--- Text section Enclosed Below ---

Urban Utopias

Urban Utopias


The 60’s decade became iconic due to the groups that used to criticize social order, consumerism, and modernism. Hippies, ecologists, and radical designers looked for alternative ways to settle and different social roles, which led to common points of view considered utopic by us today.


In these years, communes proliferated, basing their existence on counterculture and living outside society. Protests against nuclear weapons and some of history’s most sadistic war conflicts had an impact on the way of thinking at the time. In design, these ideas had their greatest expression through collectives, they made projects that invited to reflection and threw away constructive viability.

These groups created flashy proposals through visual tools like collages, comic strips, and videos. The topics of their projects were related to urban matters, like connectivity and the increasing presence of technology. More radical groups openly criticized modern architecture by pointing out social and environmental issues caused by it (Spatial Agency). Half a century in distance allows us to see these proposals as prophecies of our present day and there are even some ideas we can consider.

Archigram

The first issue of Archigram magazine (architecture + telegram) was published in 1961 by Peter Cook, David Greene, and Mike Webb. The following year, Ron Herron, Dennis Crompton, and Warren Chalk joined in. The birth of this partnership led to the production of over 200 projects through 1974, which can be revised today through the Archigram Archival Project of Westminster University.

Plug-In City is a concept developed by Cook between 1962 and 1964, where he points out the expiring date faced by the city’s components. The megastructure is helped by cranes which allow for parts to be taken away and substituted. Elements are arranged in an order where infrastructure and elements with greater permanence are piled up at the center and below. Housing units find it in the upper area and the sides, allowing for things to be taken or added easily. The influence of concepts like growth flexibility through modular structures in Japanese Metabolism are seen later, applied to buildings like Nakagin Capsule Tower, in Tokyo.

Plug-in City. ArchigramWalking City

Walking City was a proposal by Ron Herron, based on nomadism and the need cities have to be able to move from one place to another, according to their inhabitants’ needs. Cities in this utopia are robotic megastructures inspired by NASA buildings from the 60’s. Archigram noticed a social phenomenon, where, thanks to technology, it is not strictly necessary to be tied down to one place, overcoming many of the limits entailed by geographical borders.

Walking City. ArchigramSuperstudio

This was a group formed in Florence in 1966 by Adolfo Natalini, Cristiano Toraldo di Francia, Gian Piero Frassinelli, Alessandro Poli, and Roberto and Alessandro Magris. They were considered pioneers of the Italian radical movement for their proposals presented during the “Superarchitettura” exhibition. Monumento Continuo is one of their most famous projects and the one that best sums up the ideas they professed. It emerged as criticism to the damaging effect of construction and demographic expansion in nature and proposes a grid covering the surface of the Earth and democratizing the space. The monument is a 3-D line, occupied by human beings, freeing the rest of the space from interventions. This megastructure is based on the ambiguity of the criticism it got, both social and architectural, allowing for spectators to draw their own conclusions.

--- End of Enclosed Text section ---

* _Work instructions_:
- 1) According to the urban utopias text, in what city and year was Superstudio formed?
- 2) Please transcribe the urban utopias text from "The first issue" up to and including "of Westminster University.".
The items are separate material from the urban utopias text.

--- Data extracts Enclosed Below ---

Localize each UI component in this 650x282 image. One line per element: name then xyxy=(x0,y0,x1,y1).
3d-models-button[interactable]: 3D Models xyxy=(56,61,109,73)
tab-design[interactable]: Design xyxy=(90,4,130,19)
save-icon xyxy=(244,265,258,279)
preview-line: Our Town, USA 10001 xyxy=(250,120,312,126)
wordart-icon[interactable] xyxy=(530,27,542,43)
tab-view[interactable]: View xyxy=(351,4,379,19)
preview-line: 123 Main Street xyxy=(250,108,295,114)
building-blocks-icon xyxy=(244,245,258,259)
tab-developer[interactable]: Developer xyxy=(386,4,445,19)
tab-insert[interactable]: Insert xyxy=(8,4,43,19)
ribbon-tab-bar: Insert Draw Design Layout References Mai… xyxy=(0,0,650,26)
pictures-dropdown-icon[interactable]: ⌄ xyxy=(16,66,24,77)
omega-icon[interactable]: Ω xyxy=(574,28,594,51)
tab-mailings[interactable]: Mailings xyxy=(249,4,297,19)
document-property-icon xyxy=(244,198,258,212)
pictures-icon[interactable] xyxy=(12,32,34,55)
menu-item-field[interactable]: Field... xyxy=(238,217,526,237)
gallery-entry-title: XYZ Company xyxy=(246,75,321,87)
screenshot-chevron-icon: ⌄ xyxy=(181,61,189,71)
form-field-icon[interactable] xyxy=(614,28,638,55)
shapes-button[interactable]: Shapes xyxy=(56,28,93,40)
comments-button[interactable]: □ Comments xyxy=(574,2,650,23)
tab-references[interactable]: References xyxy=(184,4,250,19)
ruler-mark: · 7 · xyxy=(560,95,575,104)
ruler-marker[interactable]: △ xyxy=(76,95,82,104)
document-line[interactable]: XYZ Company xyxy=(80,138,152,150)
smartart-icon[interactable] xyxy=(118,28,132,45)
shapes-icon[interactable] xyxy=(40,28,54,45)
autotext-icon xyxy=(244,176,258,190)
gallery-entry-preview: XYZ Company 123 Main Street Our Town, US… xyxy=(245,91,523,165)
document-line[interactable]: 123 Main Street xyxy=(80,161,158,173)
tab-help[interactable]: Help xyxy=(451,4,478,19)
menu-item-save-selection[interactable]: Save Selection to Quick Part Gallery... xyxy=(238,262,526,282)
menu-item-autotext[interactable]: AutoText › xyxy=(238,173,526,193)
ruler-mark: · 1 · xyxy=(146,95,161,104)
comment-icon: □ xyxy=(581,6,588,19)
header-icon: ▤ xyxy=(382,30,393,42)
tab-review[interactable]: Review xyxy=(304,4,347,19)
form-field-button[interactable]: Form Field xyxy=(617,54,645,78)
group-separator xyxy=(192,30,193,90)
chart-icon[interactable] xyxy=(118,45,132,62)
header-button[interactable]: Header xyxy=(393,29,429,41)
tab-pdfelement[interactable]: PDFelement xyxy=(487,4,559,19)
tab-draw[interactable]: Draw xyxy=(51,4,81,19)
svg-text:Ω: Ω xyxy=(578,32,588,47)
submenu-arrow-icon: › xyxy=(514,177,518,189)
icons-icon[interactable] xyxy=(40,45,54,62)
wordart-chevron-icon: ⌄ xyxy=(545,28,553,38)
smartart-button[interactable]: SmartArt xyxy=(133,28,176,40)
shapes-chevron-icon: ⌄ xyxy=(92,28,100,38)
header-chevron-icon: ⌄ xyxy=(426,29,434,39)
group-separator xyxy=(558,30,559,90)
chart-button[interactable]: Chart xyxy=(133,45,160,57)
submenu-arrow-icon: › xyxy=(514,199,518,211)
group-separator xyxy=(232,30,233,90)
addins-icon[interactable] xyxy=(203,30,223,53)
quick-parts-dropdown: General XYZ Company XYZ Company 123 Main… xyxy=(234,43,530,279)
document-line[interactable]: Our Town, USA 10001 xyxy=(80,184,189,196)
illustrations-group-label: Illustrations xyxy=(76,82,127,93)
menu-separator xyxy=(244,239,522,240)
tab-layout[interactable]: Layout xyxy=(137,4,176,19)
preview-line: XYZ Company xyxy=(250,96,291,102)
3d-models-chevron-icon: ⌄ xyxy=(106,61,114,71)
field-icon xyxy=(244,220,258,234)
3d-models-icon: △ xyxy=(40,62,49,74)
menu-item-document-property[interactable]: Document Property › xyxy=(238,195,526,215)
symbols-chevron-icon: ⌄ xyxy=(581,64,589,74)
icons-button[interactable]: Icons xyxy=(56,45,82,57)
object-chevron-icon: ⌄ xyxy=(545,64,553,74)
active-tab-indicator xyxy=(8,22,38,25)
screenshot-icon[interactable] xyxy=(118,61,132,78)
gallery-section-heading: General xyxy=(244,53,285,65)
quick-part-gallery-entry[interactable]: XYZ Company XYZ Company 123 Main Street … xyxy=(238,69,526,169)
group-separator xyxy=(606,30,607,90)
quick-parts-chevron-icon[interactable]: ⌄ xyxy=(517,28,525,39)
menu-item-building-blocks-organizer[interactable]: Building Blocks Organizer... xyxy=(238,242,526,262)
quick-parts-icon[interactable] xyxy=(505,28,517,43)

--- End of Enclosed Data extracts ---

* _Solutions in order_:
- 1) Superstudio was formed in Florence in 1966.

- 2)
The first issue of Archigram magazine (architecture + telegram) was published in 1961 by Peter Cook, David Greene, and Mike Webb. The following year, Ron Herron, Dennis Crompton, and Warren Chalk joined in. The birth of this partnership led to the production of over 200 projects through 1974, which can be revised today through the Archigram Archival Project of Westminster University.